### Objective
From the listing below, work out how many lines contain "gloves". Reply with that number only.

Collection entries
==================================================
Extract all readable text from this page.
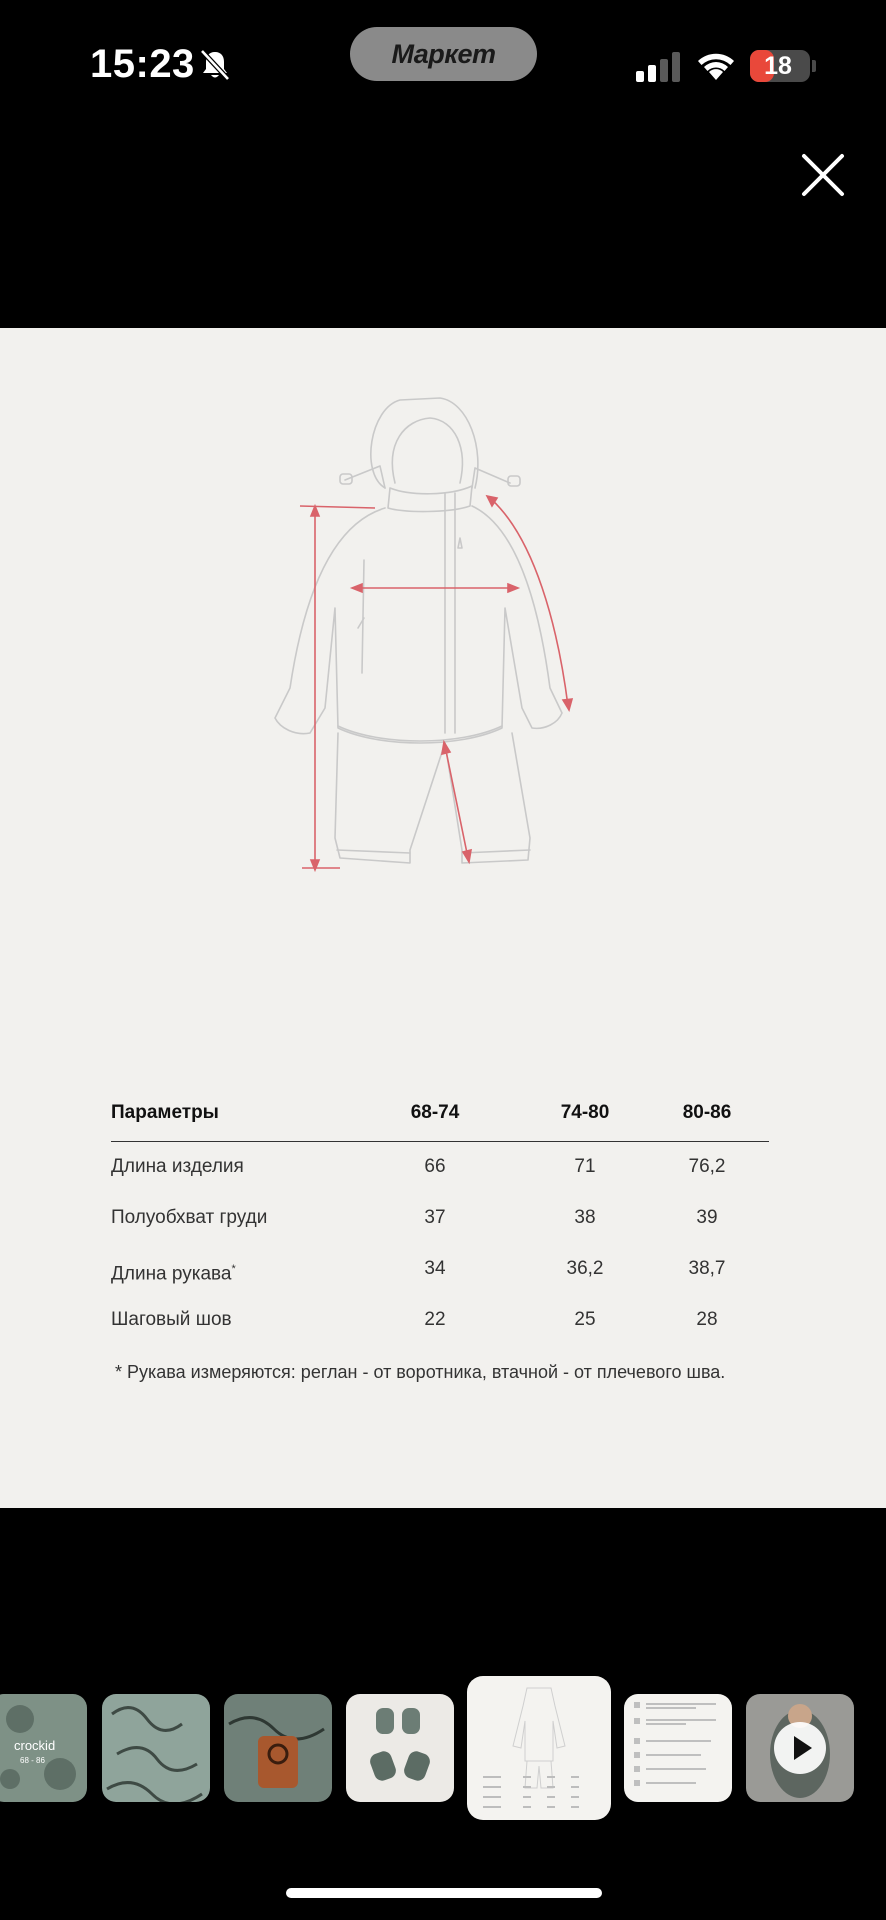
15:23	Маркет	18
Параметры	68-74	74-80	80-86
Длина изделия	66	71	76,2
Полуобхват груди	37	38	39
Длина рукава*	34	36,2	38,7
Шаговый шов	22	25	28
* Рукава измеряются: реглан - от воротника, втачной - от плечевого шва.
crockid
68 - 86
==================================================
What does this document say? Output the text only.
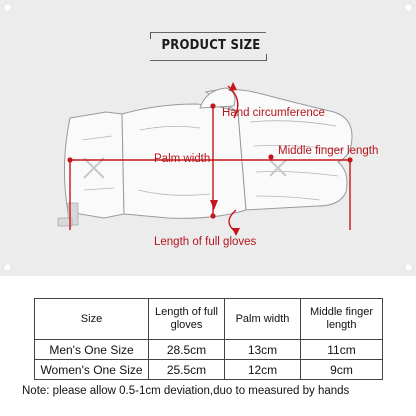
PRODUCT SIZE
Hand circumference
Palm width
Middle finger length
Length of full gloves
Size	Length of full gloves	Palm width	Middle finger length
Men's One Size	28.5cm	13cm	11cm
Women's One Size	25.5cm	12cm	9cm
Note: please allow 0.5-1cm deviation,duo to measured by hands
==================================================
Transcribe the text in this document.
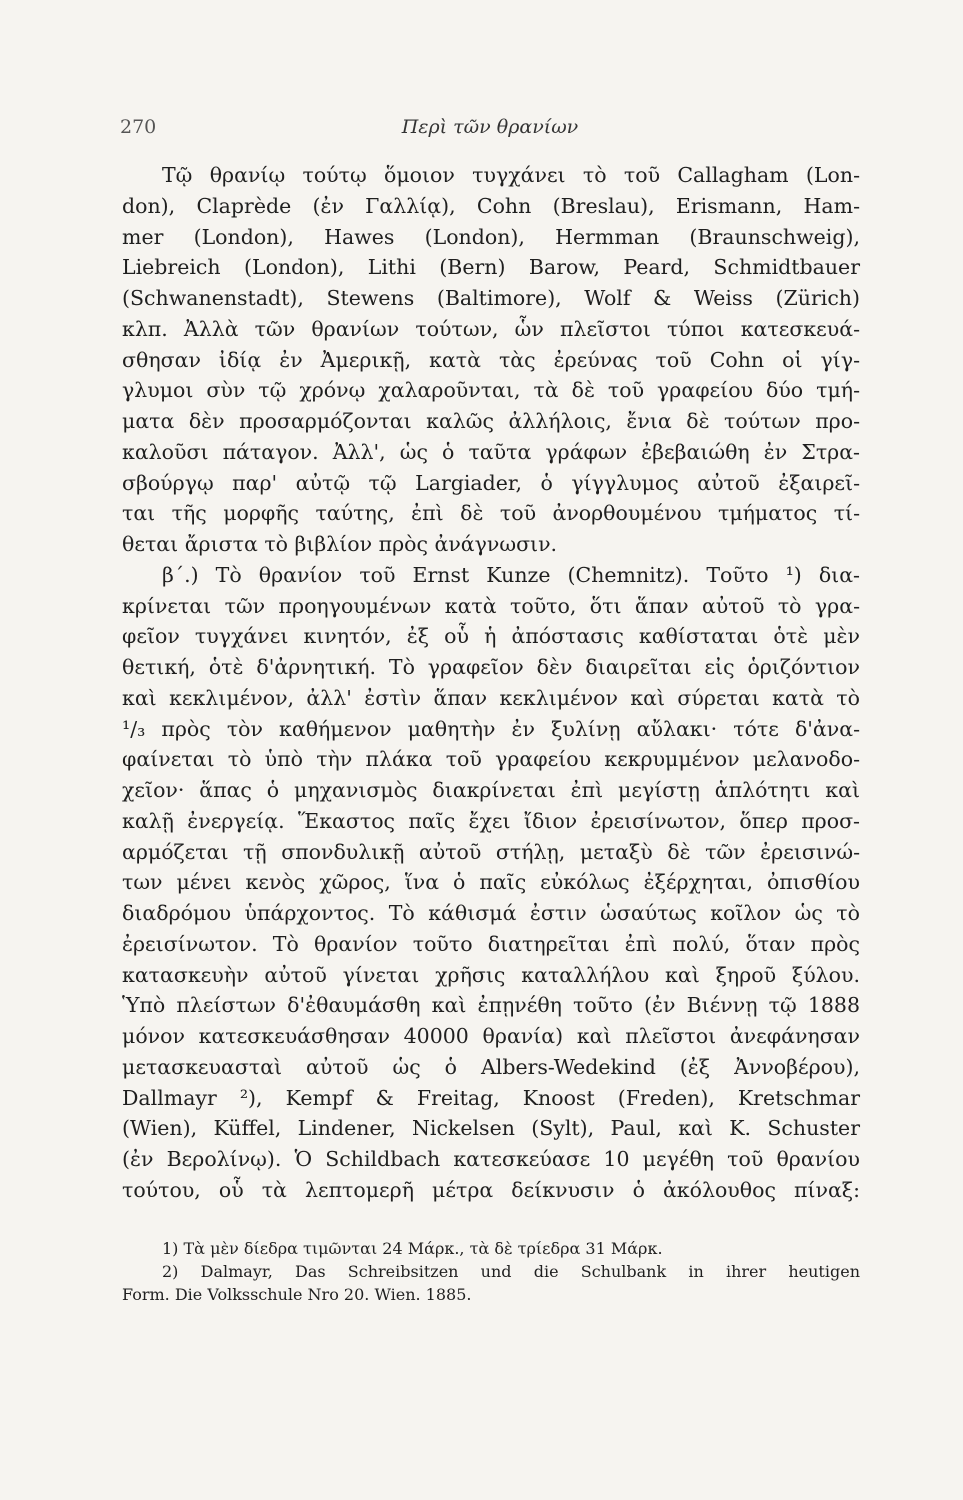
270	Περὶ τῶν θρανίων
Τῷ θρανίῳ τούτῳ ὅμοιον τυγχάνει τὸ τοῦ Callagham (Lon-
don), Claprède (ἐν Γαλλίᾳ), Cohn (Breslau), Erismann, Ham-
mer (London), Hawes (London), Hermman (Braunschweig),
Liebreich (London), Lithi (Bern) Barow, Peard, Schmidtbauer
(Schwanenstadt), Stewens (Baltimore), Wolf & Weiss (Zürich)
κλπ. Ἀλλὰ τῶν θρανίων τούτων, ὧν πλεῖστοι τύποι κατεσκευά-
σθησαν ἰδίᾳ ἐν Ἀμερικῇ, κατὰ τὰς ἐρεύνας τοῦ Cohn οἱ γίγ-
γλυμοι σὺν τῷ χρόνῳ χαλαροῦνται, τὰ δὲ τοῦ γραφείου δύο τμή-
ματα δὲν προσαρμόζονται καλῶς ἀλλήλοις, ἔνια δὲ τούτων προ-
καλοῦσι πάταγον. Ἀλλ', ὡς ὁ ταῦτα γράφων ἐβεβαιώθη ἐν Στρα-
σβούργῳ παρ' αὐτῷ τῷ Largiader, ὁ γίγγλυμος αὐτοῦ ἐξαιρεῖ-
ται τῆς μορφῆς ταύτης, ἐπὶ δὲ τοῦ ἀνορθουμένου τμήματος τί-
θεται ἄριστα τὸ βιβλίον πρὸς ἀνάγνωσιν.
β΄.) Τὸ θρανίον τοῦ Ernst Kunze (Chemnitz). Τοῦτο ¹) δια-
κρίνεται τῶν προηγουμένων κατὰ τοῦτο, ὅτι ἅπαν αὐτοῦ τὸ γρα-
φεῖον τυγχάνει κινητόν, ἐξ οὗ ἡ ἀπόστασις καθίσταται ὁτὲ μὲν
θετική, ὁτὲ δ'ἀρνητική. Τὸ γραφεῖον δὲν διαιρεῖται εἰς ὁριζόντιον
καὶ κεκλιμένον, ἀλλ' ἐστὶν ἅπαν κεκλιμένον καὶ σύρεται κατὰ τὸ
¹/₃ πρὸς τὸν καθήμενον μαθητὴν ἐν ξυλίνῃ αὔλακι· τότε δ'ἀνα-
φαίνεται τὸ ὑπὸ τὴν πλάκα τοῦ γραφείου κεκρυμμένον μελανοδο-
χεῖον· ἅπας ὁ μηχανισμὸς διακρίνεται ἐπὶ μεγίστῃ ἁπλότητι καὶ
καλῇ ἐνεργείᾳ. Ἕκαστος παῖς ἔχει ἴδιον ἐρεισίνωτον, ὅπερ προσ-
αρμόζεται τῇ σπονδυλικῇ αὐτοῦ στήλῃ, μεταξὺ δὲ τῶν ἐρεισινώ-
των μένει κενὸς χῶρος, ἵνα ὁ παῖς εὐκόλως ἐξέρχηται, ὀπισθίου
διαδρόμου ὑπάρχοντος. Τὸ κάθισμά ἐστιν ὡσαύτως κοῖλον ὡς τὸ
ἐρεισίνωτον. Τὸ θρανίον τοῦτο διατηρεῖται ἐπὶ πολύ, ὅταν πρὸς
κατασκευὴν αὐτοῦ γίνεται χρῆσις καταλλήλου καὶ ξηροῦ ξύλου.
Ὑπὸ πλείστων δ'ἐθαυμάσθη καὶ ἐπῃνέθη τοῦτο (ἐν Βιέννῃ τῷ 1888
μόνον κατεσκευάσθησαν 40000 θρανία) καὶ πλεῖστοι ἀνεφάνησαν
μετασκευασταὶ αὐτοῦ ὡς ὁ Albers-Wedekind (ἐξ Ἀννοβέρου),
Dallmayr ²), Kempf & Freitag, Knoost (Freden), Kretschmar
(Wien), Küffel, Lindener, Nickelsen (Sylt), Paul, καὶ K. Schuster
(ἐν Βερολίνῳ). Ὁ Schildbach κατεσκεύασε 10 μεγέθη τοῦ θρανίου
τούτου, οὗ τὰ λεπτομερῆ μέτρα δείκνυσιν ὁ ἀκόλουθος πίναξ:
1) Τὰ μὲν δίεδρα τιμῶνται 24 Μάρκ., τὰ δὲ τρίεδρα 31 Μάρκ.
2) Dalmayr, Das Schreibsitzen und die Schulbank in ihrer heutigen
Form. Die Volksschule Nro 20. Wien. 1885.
==================================================
### Answer to this task
2